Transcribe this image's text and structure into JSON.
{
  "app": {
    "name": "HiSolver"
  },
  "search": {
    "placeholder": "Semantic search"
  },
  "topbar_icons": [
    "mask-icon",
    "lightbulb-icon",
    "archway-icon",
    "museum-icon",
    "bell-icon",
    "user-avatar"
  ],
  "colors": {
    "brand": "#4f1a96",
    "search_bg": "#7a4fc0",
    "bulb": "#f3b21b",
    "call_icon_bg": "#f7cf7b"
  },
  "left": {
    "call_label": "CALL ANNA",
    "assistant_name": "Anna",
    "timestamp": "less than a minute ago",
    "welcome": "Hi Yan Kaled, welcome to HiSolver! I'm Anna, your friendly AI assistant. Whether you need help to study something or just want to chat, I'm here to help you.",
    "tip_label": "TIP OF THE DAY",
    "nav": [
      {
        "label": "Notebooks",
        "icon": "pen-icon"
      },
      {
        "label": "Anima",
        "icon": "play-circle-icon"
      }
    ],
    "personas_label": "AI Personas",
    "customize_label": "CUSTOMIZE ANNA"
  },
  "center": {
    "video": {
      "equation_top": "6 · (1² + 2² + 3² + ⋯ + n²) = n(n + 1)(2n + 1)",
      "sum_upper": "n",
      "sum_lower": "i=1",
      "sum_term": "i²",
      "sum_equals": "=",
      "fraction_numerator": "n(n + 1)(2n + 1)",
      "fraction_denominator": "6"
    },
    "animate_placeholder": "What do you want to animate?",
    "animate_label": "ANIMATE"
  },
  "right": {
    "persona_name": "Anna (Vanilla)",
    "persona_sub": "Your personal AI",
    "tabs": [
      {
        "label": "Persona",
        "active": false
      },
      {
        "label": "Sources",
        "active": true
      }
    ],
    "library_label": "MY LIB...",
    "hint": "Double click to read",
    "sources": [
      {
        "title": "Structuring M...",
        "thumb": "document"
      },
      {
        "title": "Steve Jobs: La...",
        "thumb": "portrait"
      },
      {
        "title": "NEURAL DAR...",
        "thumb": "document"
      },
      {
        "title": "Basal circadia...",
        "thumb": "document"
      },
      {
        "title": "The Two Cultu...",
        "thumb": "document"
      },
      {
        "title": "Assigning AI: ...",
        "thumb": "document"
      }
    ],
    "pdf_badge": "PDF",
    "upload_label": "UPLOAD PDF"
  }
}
--
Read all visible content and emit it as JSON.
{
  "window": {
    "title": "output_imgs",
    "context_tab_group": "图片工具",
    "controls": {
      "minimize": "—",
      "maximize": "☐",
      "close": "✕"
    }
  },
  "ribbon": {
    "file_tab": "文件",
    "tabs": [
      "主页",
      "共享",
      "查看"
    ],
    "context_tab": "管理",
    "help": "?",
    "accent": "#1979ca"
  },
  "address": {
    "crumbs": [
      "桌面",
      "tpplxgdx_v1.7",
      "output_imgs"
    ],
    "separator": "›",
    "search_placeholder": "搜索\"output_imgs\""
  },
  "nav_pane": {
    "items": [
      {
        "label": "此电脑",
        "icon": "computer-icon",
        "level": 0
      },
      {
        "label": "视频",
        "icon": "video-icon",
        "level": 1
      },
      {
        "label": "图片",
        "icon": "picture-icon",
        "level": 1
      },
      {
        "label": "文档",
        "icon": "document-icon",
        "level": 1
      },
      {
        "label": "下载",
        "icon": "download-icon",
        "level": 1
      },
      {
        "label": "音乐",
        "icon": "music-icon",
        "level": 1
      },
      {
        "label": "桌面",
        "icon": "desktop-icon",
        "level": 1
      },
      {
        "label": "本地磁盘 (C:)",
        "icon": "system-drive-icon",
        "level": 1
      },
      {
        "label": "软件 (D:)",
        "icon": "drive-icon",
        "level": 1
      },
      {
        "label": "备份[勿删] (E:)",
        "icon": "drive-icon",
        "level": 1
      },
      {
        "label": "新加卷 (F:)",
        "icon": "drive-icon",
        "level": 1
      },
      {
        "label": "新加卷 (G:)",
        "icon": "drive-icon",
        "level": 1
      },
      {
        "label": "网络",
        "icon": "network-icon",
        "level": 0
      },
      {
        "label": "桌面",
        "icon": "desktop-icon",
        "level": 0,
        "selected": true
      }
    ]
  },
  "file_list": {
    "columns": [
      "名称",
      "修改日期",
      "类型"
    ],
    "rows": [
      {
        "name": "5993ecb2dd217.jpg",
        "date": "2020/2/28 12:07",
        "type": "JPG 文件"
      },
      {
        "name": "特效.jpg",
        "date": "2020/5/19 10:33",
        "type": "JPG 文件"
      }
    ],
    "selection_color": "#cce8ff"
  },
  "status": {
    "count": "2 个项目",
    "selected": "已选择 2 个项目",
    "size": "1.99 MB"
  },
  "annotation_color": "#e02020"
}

● Direction
From the data above, copy each line that holds "title".

● Full response
        "title": "Structuring M...",
        "title": "Steve Jobs: La...",
        "title": "NEURAL DAR...",
        "title": "Basal circadia...",
        "title": "The Two Cultu...",
        "title": "Assigning AI: ...",
    "title": "output_imgs",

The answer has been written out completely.